Exercise directions: Below is a block of records; repeat each one exactly.

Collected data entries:
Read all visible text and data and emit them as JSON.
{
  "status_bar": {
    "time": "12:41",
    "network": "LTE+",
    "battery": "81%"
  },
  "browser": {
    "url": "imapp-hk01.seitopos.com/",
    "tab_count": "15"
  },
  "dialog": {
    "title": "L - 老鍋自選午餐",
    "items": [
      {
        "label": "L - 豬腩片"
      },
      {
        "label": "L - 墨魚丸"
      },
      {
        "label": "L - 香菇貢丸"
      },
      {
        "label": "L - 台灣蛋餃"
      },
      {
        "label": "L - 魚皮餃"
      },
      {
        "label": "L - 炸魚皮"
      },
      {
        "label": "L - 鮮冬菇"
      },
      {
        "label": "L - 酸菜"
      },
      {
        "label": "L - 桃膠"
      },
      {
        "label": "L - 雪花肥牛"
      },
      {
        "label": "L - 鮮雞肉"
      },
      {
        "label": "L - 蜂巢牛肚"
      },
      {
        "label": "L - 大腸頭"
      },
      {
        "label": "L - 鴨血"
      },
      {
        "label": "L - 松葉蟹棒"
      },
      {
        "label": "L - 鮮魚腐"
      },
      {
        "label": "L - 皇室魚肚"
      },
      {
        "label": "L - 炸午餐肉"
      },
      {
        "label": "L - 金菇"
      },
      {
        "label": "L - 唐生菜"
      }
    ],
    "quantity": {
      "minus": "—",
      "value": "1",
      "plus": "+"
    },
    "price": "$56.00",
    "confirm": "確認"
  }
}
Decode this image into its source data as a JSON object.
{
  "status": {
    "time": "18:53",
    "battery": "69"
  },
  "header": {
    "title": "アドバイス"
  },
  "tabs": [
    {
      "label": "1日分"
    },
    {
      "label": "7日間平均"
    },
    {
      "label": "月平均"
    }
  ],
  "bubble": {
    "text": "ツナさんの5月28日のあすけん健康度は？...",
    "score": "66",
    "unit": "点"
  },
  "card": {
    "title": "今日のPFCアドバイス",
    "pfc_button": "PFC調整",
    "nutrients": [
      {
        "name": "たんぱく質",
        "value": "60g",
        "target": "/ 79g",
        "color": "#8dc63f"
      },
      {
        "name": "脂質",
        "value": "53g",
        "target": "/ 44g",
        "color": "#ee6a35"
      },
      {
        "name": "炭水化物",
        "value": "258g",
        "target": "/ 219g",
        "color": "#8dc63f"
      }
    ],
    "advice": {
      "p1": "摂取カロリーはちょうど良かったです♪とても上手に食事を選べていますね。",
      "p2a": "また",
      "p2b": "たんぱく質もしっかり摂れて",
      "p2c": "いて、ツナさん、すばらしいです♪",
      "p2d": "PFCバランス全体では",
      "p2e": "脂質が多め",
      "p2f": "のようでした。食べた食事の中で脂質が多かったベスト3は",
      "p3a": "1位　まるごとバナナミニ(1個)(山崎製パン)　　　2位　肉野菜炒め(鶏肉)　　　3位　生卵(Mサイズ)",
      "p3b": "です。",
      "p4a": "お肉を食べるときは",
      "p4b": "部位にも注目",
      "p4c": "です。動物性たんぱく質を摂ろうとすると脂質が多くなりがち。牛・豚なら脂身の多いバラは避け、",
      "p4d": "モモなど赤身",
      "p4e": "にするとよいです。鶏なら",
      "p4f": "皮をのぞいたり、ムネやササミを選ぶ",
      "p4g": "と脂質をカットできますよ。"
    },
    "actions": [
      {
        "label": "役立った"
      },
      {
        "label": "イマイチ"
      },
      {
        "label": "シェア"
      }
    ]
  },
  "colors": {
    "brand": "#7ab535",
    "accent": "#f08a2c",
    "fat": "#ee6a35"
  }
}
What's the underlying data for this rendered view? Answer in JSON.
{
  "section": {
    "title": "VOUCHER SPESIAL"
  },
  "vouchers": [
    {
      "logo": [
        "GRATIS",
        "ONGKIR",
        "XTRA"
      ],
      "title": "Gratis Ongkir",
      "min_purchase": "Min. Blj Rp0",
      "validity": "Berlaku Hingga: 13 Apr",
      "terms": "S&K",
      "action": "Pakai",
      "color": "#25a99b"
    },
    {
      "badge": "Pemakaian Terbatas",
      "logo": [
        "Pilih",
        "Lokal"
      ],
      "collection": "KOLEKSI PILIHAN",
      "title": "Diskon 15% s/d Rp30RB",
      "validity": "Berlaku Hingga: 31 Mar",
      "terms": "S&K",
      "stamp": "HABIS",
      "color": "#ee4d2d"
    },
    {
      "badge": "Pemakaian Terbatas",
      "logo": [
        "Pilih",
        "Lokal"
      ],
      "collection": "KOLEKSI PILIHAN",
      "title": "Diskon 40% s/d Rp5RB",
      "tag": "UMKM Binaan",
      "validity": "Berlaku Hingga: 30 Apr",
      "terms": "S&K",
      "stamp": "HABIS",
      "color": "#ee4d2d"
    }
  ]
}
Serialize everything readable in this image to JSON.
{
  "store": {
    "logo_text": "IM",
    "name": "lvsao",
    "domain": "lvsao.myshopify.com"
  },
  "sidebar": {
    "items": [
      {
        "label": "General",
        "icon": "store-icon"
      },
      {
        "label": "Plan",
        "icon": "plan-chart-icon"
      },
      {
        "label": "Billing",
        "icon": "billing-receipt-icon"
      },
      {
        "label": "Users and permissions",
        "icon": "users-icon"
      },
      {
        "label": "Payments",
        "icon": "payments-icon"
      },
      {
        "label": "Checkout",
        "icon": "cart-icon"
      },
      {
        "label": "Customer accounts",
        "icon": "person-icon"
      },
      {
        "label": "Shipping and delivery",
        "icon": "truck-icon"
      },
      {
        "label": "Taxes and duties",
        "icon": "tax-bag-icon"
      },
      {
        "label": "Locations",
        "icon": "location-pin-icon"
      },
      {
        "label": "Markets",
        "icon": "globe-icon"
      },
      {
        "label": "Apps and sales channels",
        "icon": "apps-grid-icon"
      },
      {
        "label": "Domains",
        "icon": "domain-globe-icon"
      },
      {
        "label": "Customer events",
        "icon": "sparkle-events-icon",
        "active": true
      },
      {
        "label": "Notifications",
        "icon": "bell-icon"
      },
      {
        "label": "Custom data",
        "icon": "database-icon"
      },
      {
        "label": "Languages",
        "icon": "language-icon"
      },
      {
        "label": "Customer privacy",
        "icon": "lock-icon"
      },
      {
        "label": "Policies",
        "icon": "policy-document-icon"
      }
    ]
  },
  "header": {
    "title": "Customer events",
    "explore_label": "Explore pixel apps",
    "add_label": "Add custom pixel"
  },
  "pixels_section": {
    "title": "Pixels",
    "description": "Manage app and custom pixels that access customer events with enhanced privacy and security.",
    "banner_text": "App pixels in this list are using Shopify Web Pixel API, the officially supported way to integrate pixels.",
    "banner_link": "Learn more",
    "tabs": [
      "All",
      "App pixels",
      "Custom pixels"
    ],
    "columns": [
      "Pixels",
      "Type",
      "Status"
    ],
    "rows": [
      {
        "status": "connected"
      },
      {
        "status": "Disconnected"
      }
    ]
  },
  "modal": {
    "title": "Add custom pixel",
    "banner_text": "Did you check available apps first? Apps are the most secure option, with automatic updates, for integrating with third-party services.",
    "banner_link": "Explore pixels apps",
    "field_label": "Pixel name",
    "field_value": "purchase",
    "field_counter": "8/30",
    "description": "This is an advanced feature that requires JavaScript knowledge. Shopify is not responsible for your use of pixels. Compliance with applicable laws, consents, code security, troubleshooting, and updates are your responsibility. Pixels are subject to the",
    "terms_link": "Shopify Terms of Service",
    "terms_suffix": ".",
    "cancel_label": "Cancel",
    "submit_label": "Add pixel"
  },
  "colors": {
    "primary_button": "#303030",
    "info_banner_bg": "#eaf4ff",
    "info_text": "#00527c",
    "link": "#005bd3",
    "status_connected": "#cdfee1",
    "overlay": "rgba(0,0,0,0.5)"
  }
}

Answer:
Read all visible text and data and emit them as JSON.
{
  "status_bar": {
    "time": "12:41",
    "network": "LTE+",
    "battery": "81%"
  },
  "browser": {
    "url": "imapp-hk01.seitopos.com/",
    "tab_count": "15"
  },
  "dialog": {
    "title": "L - 老鍋自選午餐",
    "items": [
      {
        "label": "L - 豬腩片"
      },
      {
        "label": "L - 墨魚丸"
      },
      {
        "label": "L - 香菇貢丸"
      },
      {
        "label": "L - 台灣蛋餃"
      },
      {
        "label": "L - 魚皮餃"
      },
      {
        "label": "L - 炸魚皮"
      },
      {
        "label": "L - 鮮冬菇"
      },
      {
        "label": "L - 酸菜"
      },
      {
        "label": "L - 桃膠"
      },
      {
        "label": "L - 雪花肥牛"
      },
      {
        "label": "L - 鮮雞肉"
      },
      {
        "label": "L - 蜂巢牛肚"
      },
      {
        "label": "L - 大腸頭"
      },
      {
        "label": "L - 鴨血"
      },
      {
        "label": "L - 松葉蟹棒"
      },
      {
        "label": "L - 鮮魚腐"
      },
      {
        "label": "L - 皇室魚肚"
      },
      {
        "label": "L - 炸午餐肉"
      },
      {
        "label": "L - 金菇"
      },
      {
        "label": "L - 唐生菜"
      }
    ],
    "quantity": {
      "minus": "—",
      "value": "1",
      "plus": "+"
    },
    "price": "$56.00",
    "confirm": "確認"
  }
}
Decode this image into its source data as a JSON object.
{
  "status": {
    "time": "18:53",
    "battery": "69"
  },
  "header": {
    "title": "アドバイス"
  },
  "tabs": [
    {
      "label": "1日分"
    },
    {
      "label": "7日間平均"
    },
    {
      "label": "月平均"
    }
  ],
  "bubble": {
    "text": "ツナさんの5月28日のあすけん健康度は？...",
    "score": "66",
    "unit": "点"
  },
  "card": {
    "title": "今日のPFCアドバイス",
    "pfc_button": "PFC調整",
    "nutrients": [
      {
        "name": "たんぱく質",
        "value": "60g",
        "target": "/ 79g",
        "color": "#8dc63f"
      },
      {
        "name": "脂質",
        "value": "53g",
        "target": "/ 44g",
        "color": "#ee6a35"
      },
      {
        "name": "炭水化物",
        "value": "258g",
        "target": "/ 219g",
        "color": "#8dc63f"
      }
    ],
    "advice": {
      "p1": "摂取カロリーはちょうど良かったです♪とても上手に食事を選べていますね。",
      "p2a": "また",
      "p2b": "たんぱく質もしっかり摂れて",
      "p2c": "いて、ツナさん、すばらしいです♪",
      "p2d": "PFCバランス全体では",
      "p2e": "脂質が多め",
      "p2f": "のようでした。食べた食事の中で脂質が多かったベスト3は",
      "p3a": "1位　まるごとバナナミニ(1個)(山崎製パン)　　　2位　肉野菜炒め(鶏肉)　　　3位　生卵(Mサイズ)",
      "p3b": "です。",
      "p4a": "お肉を食べるときは",
      "p4b": "部位にも注目",
      "p4c": "です。動物性たんぱく質を摂ろうとすると脂質が多くなりがち。牛・豚なら脂身の多いバラは避け、",
      "p4d": "モモなど赤身",
      "p4e": "にするとよいです。鶏なら",
      "p4f": "皮をのぞいたり、ムネやササミを選ぶ",
      "p4g": "と脂質をカットできますよ。"
    },
    "actions": [
      {
        "label": "役立った"
      },
      {
        "label": "イマイチ"
      },
      {
        "label": "シェア"
      }
    ]
  },
  "colors": {
    "brand": "#7ab535",
    "accent": "#f08a2c",
    "fat": "#ee6a35"
  }
}
What's the underlying data for this rendered view? Answer in JSON.
{
  "section": {
    "title": "VOUCHER SPESIAL"
  },
  "vouchers": [
    {
      "logo": [
        "GRATIS",
        "ONGKIR",
        "XTRA"
      ],
      "title": "Gratis Ongkir",
      "min_purchase": "Min. Blj Rp0",
      "validity": "Berlaku Hingga: 13 Apr",
      "terms": "S&K",
      "action": "Pakai",
      "color": "#25a99b"
    },
    {
      "badge": "Pemakaian Terbatas",
      "logo": [
        "Pilih",
        "Lokal"
      ],
      "collection": "KOLEKSI PILIHAN",
      "title": "Diskon 15% s/d Rp30RB",
      "validity": "Berlaku Hingga: 31 Mar",
      "terms": "S&K",
      "stamp": "HABIS",
      "color": "#ee4d2d"
    },
    {
      "badge": "Pemakaian Terbatas",
      "logo": [
        "Pilih",
        "Lokal"
      ],
      "collection": "KOLEKSI PILIHAN",
      "title": "Diskon 40% s/d Rp5RB",
      "tag": "UMKM Binaan",
      "validity": "Berlaku Hingga: 30 Apr",
      "terms": "S&K",
      "stamp": "HABIS",
      "color": "#ee4d2d"
    }
  ]
}
Serialize everything readable in this image to JSON.
{
  "store": {
    "logo_text": "IM",
    "name": "lvsao",
    "domain": "lvsao.myshopify.com"
  },
  "sidebar": {
    "items": [
      {
        "label": "General",
        "icon": "store-icon"
      },
      {
        "label": "Plan",
        "icon": "plan-chart-icon"
      },
      {
        "label": "Billing",
        "icon": "billing-receipt-icon"
      },
      {
        "label": "Users and permissions",
        "icon": "users-icon"
      },
      {
        "label": "Payments",
        "icon": "payments-icon"
      },
      {
        "label": "Checkout",
        "icon": "cart-icon"
      },
      {
        "label": "Customer accounts",
        "icon": "person-icon"
      },
      {
        "label": "Shipping and delivery",
        "icon": "truck-icon"
      },
      {
        "label": "Taxes and duties",
        "icon": "tax-bag-icon"
      },
      {
        "label": "Locations",
        "icon": "location-pin-icon"
      },
      {
        "label": "Markets",
        "icon": "globe-icon"
      },
      {
        "label": "Apps and sales channels",
        "icon": "apps-grid-icon"
      },
      {
        "label": "Domains",
        "icon": "domain-globe-icon"
      },
      {
        "label": "Customer events",
        "icon": "sparkle-events-icon",
        "active": true
      },
      {
        "label": "Notifications",
        "icon": "bell-icon"
      },
      {
        "label": "Custom data",
        "icon": "database-icon"
      },
      {
        "label": "Languages",
        "icon": "language-icon"
      },
      {
        "label": "Customer privacy",
        "icon": "lock-icon"
      },
      {
        "label": "Policies",
        "icon": "policy-document-icon"
      }
    ]
  },
  "header": {
    "title": "Customer events",
    "explore_label": "Explore pixel apps",
    "add_label": "Add custom pixel"
  },
  "pixels_section": {
    "title": "Pixels",
    "description": "Manage app and custom pixels that access customer events with enhanced privacy and security.",
    "banner_text": "App pixels in this list are using Shopify Web Pixel API, the officially supported way to integrate pixels.",
    "banner_link": "Learn more",
    "tabs": [
      "All",
      "App pixels",
      "Custom pixels"
    ],
    "columns": [
      "Pixels",
      "Type",
      "Status"
    ],
    "rows": [
      {
        "status": "connected"
      },
      {
        "status": "Disconnected"
      }
    ]
  },
  "modal": {
    "title": "Add custom pixel",
    "banner_text": "Did you check available apps first? Apps are the most secure option, with automatic updates, for integrating with third-party services.",
    "banner_link": "Explore pixels apps",
    "field_label": "Pixel name",
    "field_value": "purchase",
    "field_counter": "8/30",
    "description": "This is an advanced feature that requires JavaScript knowledge. Shopify is not responsible for your use of pixels. Compliance with applicable laws, consents, code security, troubleshooting, and updates are your responsibility. Pixels are subject to the",
    "terms_link": "Shopify Terms of Service",
    "terms_suffix": ".",
    "cancel_label": "Cancel",
    "submit_label": "Add pixel"
  },
  "colors": {
    "primary_button": "#303030",
    "info_banner_bg": "#eaf4ff",
    "info_text": "#00527c",
    "link": "#005bd3",
    "status_connected": "#cdfee1",
    "overlay": "rgba(0,0,0,0.5)"
  }
}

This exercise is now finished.